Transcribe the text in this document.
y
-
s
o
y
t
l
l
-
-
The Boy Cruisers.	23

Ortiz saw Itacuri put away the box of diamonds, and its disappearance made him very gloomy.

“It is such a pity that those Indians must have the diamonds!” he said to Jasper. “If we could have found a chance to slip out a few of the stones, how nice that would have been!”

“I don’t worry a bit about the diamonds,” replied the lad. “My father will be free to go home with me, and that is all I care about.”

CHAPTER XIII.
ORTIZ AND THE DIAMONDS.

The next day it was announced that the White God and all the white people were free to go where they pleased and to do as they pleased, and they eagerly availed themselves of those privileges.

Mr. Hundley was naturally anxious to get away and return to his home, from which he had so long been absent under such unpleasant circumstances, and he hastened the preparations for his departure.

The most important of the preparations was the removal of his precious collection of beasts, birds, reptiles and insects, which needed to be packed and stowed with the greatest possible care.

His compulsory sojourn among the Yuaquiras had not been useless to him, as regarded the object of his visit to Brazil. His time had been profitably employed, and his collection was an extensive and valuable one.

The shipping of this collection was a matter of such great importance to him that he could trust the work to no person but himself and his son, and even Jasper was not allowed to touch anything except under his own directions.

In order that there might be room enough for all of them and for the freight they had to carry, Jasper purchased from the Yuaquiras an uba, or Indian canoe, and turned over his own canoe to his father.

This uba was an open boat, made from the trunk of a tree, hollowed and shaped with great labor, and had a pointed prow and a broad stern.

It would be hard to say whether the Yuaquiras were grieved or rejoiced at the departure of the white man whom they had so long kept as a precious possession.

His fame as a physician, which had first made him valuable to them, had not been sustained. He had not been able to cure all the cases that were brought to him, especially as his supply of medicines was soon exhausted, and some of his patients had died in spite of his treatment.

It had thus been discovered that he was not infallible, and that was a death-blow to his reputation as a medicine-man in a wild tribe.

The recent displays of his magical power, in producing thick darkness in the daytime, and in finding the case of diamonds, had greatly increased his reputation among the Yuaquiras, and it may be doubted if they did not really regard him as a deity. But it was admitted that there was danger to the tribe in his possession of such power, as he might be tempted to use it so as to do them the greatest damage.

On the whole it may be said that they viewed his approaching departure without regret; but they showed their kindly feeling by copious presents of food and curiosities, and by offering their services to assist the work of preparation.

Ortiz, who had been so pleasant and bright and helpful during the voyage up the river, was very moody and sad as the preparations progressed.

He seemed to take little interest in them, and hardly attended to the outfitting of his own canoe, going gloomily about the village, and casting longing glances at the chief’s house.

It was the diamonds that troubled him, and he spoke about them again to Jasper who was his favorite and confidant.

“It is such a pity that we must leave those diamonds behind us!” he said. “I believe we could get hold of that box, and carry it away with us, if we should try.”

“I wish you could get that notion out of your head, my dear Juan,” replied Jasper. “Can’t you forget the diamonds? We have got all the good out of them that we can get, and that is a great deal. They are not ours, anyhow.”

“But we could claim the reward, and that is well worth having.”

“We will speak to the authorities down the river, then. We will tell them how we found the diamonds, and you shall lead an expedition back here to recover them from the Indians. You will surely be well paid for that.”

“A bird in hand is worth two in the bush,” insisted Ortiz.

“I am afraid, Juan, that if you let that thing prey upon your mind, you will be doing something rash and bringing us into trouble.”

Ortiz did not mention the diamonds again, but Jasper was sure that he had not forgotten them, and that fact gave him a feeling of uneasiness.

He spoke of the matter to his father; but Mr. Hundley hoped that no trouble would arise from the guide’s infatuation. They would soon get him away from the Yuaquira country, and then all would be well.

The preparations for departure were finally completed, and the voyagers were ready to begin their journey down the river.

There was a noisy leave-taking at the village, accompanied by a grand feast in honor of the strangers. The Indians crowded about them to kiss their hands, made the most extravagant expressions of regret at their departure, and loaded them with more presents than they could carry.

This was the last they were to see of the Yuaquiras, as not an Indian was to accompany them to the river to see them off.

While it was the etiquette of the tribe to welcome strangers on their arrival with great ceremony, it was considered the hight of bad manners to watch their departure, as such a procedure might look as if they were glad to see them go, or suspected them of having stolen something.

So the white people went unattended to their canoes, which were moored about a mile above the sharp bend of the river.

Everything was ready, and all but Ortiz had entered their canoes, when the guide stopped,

* [What to work on]: Wherever the word "then" turns up in the material, copy the whole line.

* [Task result]:
“We will speak to the authorities down the river, then. We will tell them how we found the diamonds, and you shall lead an expedition back here to recover them from the Indians. You will surely be well paid for that.”
He spoke of the matter to his father; but Mr. Hundley hoped that no trouble would arise from the guide’s infatuation. They would soon get him away from the Yuaquira country, and then all would be well.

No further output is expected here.